(WHAT TO WORK ON):
From the listing below, extract each entry exactly as written, minus the images.
.....
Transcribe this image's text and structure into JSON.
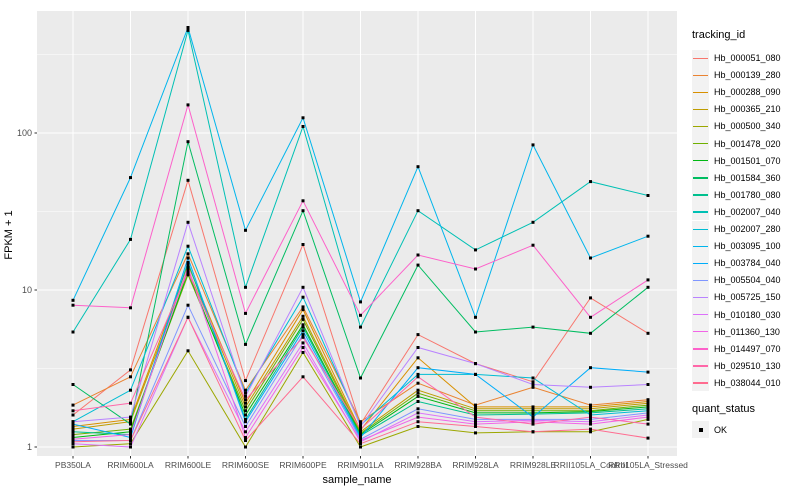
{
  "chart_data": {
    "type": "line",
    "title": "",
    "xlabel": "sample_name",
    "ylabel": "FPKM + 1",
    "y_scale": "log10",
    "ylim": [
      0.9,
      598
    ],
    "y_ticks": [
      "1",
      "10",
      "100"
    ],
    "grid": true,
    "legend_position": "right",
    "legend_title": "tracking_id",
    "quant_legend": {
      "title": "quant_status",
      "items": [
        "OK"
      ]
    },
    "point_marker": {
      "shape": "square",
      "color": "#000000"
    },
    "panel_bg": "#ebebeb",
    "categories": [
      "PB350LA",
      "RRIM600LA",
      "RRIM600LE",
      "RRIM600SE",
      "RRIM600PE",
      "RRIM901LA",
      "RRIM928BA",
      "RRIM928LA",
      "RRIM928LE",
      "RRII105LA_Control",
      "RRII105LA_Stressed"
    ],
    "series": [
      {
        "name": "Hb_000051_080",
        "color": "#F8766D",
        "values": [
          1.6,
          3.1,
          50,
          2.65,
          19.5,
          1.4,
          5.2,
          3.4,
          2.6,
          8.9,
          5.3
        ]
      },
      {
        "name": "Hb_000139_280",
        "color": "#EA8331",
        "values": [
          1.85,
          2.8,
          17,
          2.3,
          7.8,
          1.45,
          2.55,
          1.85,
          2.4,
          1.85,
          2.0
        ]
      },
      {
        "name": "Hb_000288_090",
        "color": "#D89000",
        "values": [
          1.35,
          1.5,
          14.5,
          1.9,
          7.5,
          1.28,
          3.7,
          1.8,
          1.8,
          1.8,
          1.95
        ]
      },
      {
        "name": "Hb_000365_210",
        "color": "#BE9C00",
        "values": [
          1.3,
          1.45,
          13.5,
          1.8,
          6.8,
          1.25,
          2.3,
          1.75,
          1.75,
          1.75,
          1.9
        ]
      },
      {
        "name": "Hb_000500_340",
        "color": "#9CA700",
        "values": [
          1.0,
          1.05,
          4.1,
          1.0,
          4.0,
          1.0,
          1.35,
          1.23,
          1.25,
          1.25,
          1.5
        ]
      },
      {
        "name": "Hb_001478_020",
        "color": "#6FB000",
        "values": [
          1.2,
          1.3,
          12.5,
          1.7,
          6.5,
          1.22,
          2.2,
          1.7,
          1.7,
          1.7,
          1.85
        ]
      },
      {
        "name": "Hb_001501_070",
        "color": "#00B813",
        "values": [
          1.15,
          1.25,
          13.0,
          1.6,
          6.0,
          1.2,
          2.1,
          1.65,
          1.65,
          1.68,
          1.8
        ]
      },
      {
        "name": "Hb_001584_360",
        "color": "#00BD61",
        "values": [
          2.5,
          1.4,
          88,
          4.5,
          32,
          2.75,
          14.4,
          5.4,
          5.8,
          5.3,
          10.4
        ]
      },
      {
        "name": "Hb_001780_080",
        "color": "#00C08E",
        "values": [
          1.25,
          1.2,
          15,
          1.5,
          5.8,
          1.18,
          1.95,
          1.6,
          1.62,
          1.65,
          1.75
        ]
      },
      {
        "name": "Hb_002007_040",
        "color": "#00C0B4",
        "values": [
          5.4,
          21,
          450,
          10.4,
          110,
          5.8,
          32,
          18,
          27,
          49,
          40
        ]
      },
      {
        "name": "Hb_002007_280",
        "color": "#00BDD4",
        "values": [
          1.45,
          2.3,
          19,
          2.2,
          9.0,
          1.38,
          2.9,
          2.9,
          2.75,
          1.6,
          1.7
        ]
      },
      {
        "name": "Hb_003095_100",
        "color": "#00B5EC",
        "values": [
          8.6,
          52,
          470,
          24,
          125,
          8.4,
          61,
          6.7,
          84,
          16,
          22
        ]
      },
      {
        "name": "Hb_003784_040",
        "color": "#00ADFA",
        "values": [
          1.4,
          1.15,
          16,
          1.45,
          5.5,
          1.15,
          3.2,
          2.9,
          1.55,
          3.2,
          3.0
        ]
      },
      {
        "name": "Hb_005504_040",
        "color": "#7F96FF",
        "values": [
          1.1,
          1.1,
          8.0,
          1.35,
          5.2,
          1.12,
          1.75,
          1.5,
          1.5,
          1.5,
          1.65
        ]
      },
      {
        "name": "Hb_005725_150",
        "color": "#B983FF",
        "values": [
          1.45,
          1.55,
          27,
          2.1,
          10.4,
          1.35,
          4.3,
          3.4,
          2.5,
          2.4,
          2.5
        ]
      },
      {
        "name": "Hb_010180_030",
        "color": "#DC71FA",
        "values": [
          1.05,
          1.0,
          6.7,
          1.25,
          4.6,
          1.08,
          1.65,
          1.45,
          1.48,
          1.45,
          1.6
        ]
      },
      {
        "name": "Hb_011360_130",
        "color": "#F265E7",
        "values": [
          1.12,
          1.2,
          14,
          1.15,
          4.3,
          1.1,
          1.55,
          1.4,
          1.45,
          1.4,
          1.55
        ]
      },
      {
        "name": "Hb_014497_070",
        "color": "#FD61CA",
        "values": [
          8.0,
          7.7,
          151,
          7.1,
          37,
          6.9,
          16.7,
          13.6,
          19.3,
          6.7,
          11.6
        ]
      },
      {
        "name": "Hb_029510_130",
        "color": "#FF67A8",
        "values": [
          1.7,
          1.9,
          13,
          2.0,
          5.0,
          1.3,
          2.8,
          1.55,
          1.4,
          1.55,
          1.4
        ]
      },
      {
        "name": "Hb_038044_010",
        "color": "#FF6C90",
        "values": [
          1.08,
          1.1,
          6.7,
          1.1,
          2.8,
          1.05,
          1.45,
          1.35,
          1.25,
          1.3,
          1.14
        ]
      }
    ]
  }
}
.....
(ANSWER FOR THIS EXERCISE):
Transcribe this image's text and structure into JSON.
{
  "chart_data": {
    "type": "line",
    "title": "",
    "xlabel": "sample_name",
    "ylabel": "FPKM + 1",
    "y_scale": "log10",
    "ylim": [
      0.9,
      598
    ],
    "y_ticks": [
      "1",
      "10",
      "100"
    ],
    "grid": true,
    "legend_position": "right",
    "legend_title": "tracking_id",
    "quant_legend": {
      "title": "quant_status",
      "items": [
        "OK"
      ]
    },
    "point_marker": {
      "shape": "square",
      "color": "#000000"
    },
    "panel_bg": "#ebebeb",
    "categories": [
      "PB350LA",
      "RRIM600LA",
      "RRIM600LE",
      "RRIM600SE",
      "RRIM600PE",
      "RRIM901LA",
      "RRIM928BA",
      "RRIM928LA",
      "RRIM928LE",
      "RRII105LA_Control",
      "RRII105LA_Stressed"
    ],
    "series": [
      {
        "name": "Hb_000051_080",
        "color": "#F8766D",
        "values": [
          1.6,
          3.1,
          50,
          2.65,
          19.5,
          1.4,
          5.2,
          3.4,
          2.6,
          8.9,
          5.3
        ]
      },
      {
        "name": "Hb_000139_280",
        "color": "#EA8331",
        "values": [
          1.85,
          2.8,
          17,
          2.3,
          7.8,
          1.45,
          2.55,
          1.85,
          2.4,
          1.85,
          2.0
        ]
      },
      {
        "name": "Hb_000288_090",
        "color": "#D89000",
        "values": [
          1.35,
          1.5,
          14.5,
          1.9,
          7.5,
          1.28,
          3.7,
          1.8,
          1.8,
          1.8,
          1.95
        ]
      },
      {
        "name": "Hb_000365_210",
        "color": "#BE9C00",
        "values": [
          1.3,
          1.45,
          13.5,
          1.8,
          6.8,
          1.25,
          2.3,
          1.75,
          1.75,
          1.75,
          1.9
        ]
      },
      {
        "name": "Hb_000500_340",
        "color": "#9CA700",
        "values": [
          1.0,
          1.05,
          4.1,
          1.0,
          4.0,
          1.0,
          1.35,
          1.23,
          1.25,
          1.25,
          1.5
        ]
      },
      {
        "name": "Hb_001478_020",
        "color": "#6FB000",
        "values": [
          1.2,
          1.3,
          12.5,
          1.7,
          6.5,
          1.22,
          2.2,
          1.7,
          1.7,
          1.7,
          1.85
        ]
      },
      {
        "name": "Hb_001501_070",
        "color": "#00B813",
        "values": [
          1.15,
          1.25,
          13.0,
          1.6,
          6.0,
          1.2,
          2.1,
          1.65,
          1.65,
          1.68,
          1.8
        ]
      },
      {
        "name": "Hb_001584_360",
        "color": "#00BD61",
        "values": [
          2.5,
          1.4,
          88,
          4.5,
          32,
          2.75,
          14.4,
          5.4,
          5.8,
          5.3,
          10.4
        ]
      },
      {
        "name": "Hb_001780_080",
        "color": "#00C08E",
        "values": [
          1.25,
          1.2,
          15,
          1.5,
          5.8,
          1.18,
          1.95,
          1.6,
          1.62,
          1.65,
          1.75
        ]
      },
      {
        "name": "Hb_002007_040",
        "color": "#00C0B4",
        "values": [
          5.4,
          21,
          450,
          10.4,
          110,
          5.8,
          32,
          18,
          27,
          49,
          40
        ]
      },
      {
        "name": "Hb_002007_280",
        "color": "#00BDD4",
        "values": [
          1.45,
          2.3,
          19,
          2.2,
          9.0,
          1.38,
          2.9,
          2.9,
          2.75,
          1.6,
          1.7
        ]
      },
      {
        "name": "Hb_003095_100",
        "color": "#00B5EC",
        "values": [
          8.6,
          52,
          470,
          24,
          125,
          8.4,
          61,
          6.7,
          84,
          16,
          22
        ]
      },
      {
        "name": "Hb_003784_040",
        "color": "#00ADFA",
        "values": [
          1.4,
          1.15,
          16,
          1.45,
          5.5,
          1.15,
          3.2,
          2.9,
          1.55,
          3.2,
          3.0
        ]
      },
      {
        "name": "Hb_005504_040",
        "color": "#7F96FF",
        "values": [
          1.1,
          1.1,
          8.0,
          1.35,
          5.2,
          1.12,
          1.75,
          1.5,
          1.5,
          1.5,
          1.65
        ]
      },
      {
        "name": "Hb_005725_150",
        "color": "#B983FF",
        "values": [
          1.45,
          1.55,
          27,
          2.1,
          10.4,
          1.35,
          4.3,
          3.4,
          2.5,
          2.4,
          2.5
        ]
      },
      {
        "name": "Hb_010180_030",
        "color": "#DC71FA",
        "values": [
          1.05,
          1.0,
          6.7,
          1.25,
          4.6,
          1.08,
          1.65,
          1.45,
          1.48,
          1.45,
          1.6
        ]
      },
      {
        "name": "Hb_011360_130",
        "color": "#F265E7",
        "values": [
          1.12,
          1.2,
          14,
          1.15,
          4.3,
          1.1,
          1.55,
          1.4,
          1.45,
          1.4,
          1.55
        ]
      },
      {
        "name": "Hb_014497_070",
        "color": "#FD61CA",
        "values": [
          8.0,
          7.7,
          151,
          7.1,
          37,
          6.9,
          16.7,
          13.6,
          19.3,
          6.7,
          11.6
        ]
      },
      {
        "name": "Hb_029510_130",
        "color": "#FF67A8",
        "values": [
          1.7,
          1.9,
          13,
          2.0,
          5.0,
          1.3,
          2.8,
          1.55,
          1.4,
          1.55,
          1.4
        ]
      },
      {
        "name": "Hb_038044_010",
        "color": "#FF6C90",
        "values": [
          1.08,
          1.1,
          6.7,
          1.1,
          2.8,
          1.05,
          1.45,
          1.35,
          1.25,
          1.3,
          1.14
        ]
      }
    ]
  }
}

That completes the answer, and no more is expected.